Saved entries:
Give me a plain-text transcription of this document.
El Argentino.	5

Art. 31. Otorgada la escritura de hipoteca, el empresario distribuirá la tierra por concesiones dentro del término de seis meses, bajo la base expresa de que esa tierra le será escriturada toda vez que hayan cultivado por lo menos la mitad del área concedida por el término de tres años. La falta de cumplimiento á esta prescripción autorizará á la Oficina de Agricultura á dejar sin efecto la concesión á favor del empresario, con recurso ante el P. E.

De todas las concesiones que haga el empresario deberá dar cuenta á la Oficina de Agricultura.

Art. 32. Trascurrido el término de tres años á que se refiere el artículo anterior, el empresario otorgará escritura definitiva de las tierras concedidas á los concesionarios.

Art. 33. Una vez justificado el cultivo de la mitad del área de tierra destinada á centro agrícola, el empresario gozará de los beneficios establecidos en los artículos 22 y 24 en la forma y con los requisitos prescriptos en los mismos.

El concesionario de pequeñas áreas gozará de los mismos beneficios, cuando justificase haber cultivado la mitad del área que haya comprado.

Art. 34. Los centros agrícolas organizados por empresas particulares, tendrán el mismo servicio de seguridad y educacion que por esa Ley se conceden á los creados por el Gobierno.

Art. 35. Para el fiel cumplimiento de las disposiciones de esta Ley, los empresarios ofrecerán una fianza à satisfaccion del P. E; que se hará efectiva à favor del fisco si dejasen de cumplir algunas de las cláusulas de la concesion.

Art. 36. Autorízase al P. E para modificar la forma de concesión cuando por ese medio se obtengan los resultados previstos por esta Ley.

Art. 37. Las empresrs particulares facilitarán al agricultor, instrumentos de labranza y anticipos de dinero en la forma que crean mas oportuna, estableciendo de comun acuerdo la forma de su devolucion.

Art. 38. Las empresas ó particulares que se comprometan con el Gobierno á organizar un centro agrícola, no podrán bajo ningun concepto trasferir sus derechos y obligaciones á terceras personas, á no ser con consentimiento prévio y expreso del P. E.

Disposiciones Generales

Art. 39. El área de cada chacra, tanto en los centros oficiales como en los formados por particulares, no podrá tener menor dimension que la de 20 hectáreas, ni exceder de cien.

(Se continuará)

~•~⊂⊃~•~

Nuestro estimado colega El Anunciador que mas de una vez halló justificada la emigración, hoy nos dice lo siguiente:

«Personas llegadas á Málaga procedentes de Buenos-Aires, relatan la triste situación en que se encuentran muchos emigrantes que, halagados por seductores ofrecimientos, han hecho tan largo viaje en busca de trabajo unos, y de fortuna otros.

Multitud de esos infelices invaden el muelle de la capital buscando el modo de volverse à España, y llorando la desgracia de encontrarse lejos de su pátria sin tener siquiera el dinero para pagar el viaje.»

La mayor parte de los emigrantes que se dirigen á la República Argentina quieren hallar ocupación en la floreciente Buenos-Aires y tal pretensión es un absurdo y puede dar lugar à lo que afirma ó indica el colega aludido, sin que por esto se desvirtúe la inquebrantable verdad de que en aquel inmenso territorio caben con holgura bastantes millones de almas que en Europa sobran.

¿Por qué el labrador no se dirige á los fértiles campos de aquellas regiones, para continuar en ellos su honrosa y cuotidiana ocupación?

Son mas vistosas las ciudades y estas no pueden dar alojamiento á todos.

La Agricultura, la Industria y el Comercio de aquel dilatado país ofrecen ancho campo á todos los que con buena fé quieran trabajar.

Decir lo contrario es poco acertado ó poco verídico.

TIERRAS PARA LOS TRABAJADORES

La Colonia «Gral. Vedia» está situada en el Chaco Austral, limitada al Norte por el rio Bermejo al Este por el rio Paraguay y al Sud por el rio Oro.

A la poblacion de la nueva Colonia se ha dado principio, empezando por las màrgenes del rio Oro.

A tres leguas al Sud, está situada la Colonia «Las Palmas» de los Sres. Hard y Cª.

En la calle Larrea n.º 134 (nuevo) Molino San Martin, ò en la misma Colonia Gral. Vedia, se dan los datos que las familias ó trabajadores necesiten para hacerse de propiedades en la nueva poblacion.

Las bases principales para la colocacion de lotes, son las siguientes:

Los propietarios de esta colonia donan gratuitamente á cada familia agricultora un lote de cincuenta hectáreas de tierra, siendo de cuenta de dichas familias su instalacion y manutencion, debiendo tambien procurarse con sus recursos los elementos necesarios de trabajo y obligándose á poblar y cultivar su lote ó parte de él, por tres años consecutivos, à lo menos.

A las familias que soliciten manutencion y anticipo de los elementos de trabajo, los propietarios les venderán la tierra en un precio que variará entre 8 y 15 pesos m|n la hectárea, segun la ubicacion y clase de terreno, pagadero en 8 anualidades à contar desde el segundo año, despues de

What this task involves: Copy all the records exactly so that no character differs from the source.

Problem solution:
Give me a plain-text transcription of this document.
El Argentino.	5

Art. 31. Otorgada la escritura de hipoteca, el empresario distribuirá la tierra por concesiones dentro del término de seis meses, bajo la base expresa de que esa tierra le será escriturada toda vez que hayan cultivado por lo menos la mitad del área concedida por el término de tres años. La falta de cumplimiento á esta prescripción autorizará á la Oficina de Agricultura á dejar sin efecto la concesión á favor del empresario, con recurso ante el P. E.

De todas las concesiones que haga el empresario deberá dar cuenta á la Oficina de Agricultura.

Art. 32. Trascurrido el término de tres años á que se refiere el artículo anterior, el empresario otorgará escritura definitiva de las tierras concedidas á los concesionarios.

Art. 33. Una vez justificado el cultivo de la mitad del área de tierra destinada á centro agrícola, el empresario gozará de los beneficios establecidos en los artículos 22 y 24 en la forma y con los requisitos prescriptos en los mismos.

El concesionario de pequeñas áreas gozará de los mismos beneficios, cuando justificase haber cultivado la mitad del área que haya comprado.

Art. 34. Los centros agrícolas organizados por empresas particulares, tendrán el mismo servicio de seguridad y educacion que por esa Ley se conceden á los creados por el Gobierno.

Art. 35. Para el fiel cumplimiento de las disposiciones de esta Ley, los empresarios ofrecerán una fianza à satisfaccion del P. E; que se hará efectiva à favor del fisco si dejasen de cumplir algunas de las cláusulas de la concesion.

Art. 36. Autorízase al P. E para modificar la forma de concesión cuando por ese medio se obtengan los resultados previstos por esta Ley.

Art. 37. Las empresrs particulares facilitarán al agricultor, instrumentos de labranza y anticipos de dinero en la forma que crean mas oportuna, estableciendo de comun acuerdo la forma de su devolucion.

Art. 38. Las empresas ó particulares que se comprometan con el Gobierno á organizar un centro agrícola, no podrán bajo ningun concepto trasferir sus derechos y obligaciones á terceras personas, á no ser con consentimiento prévio y expreso del P. E.

Disposiciones Generales

Art. 39. El área de cada chacra, tanto en los centros oficiales como en los formados por particulares, no podrá tener menor dimension que la de 20 hectáreas, ni exceder de cien.

(Se continuará)

~•~⊂⊃~•~

Nuestro estimado colega El Anunciador que mas de una vez halló justificada la emigración, hoy nos dice lo siguiente:

«Personas llegadas á Málaga procedentes de Buenos-Aires, relatan la triste situación en que se encuentran muchos emigrantes que, halagados por seductores ofrecimientos, han hecho tan largo viaje en busca de trabajo unos, y de fortuna otros.

Multitud de esos infelices invaden el muelle de la capital buscando el modo de volverse à España, y llorando la desgracia de encontrarse lejos de su pátria sin tener siquiera el dinero para pagar el viaje.»

La mayor parte de los emigrantes que se dirigen á la República Argentina quieren hallar ocupación en la floreciente Buenos-Aires y tal pretensión es un absurdo y puede dar lugar à lo que afirma ó indica el colega aludido, sin que por esto se desvirtúe la inquebrantable verdad de que en aquel inmenso territorio caben con holgura bastantes millones de almas que en Europa sobran.

¿Por qué el labrador no se dirige á los fértiles campos de aquellas regiones, para continuar en ellos su honrosa y cuotidiana ocupación?

Son mas vistosas las ciudades y estas no pueden dar alojamiento á todos.

La Agricultura, la Industria y el Comercio de aquel dilatado país ofrecen ancho campo á todos los que con buena fé quieran trabajar.

Decir lo contrario es poco acertado ó poco verídico.

TIERRAS PARA LOS TRABAJADORES

La Colonia «Gral. Vedia» está situada en el Chaco Austral, limitada al Norte por el rio Bermejo al Este por el rio Paraguay y al Sud por el rio Oro.

A la poblacion de la nueva Colonia se ha dado principio, empezando por las màrgenes del rio Oro.

A tres leguas al Sud, está situada la Colonia «Las Palmas» de los Sres. Hard y Cª.

En la calle Larrea n.º 134 (nuevo) Molino San Martin, ò en la misma Colonia Gral. Vedia, se dan los datos que las familias ó trabajadores necesiten para hacerse de propiedades en la nueva poblacion.

Las bases principales para la colocacion de lotes, son las siguientes:

Los propietarios de esta colonia donan gratuitamente á cada familia agricultora un lote de cincuenta hectáreas de tierra, siendo de cuenta de dichas familias su instalacion y manutencion, debiendo tambien procurarse con sus recursos los elementos necesarios de trabajo y obligándose á poblar y cultivar su lote ó parte de él, por tres años consecutivos, à lo menos.

A las familias que soliciten manutencion y anticipo de los elementos de trabajo, los propietarios les venderán la tierra en un precio que variará entre 8 y 15 pesos m|n la hectárea, segun la ubicacion y clase de terreno, pagadero en 8 anualidades à contar desde el segundo año, despues de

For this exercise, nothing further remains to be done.